(WHAT TO WORK ON)
Copy every line in which the string "this" occurs.

(RECORDS PROVIDED)
----------

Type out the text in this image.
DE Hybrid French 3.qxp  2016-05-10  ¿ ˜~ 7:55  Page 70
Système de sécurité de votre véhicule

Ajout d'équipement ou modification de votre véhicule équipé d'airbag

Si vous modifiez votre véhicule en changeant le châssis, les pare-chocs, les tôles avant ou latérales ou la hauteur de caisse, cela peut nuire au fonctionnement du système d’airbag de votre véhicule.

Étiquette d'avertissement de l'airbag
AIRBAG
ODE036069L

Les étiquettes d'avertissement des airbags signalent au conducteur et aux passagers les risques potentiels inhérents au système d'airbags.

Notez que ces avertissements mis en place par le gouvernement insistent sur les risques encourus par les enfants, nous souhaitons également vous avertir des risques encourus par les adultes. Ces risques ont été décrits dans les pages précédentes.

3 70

----------

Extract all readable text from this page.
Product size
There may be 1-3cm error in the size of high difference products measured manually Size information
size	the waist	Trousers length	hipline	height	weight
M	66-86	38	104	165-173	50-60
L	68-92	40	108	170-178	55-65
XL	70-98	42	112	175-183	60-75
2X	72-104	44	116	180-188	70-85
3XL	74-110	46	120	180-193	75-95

----------

(SOLUTION TO THE PROBLEM)
Type out the text in this image.
Extract all readable text from this page.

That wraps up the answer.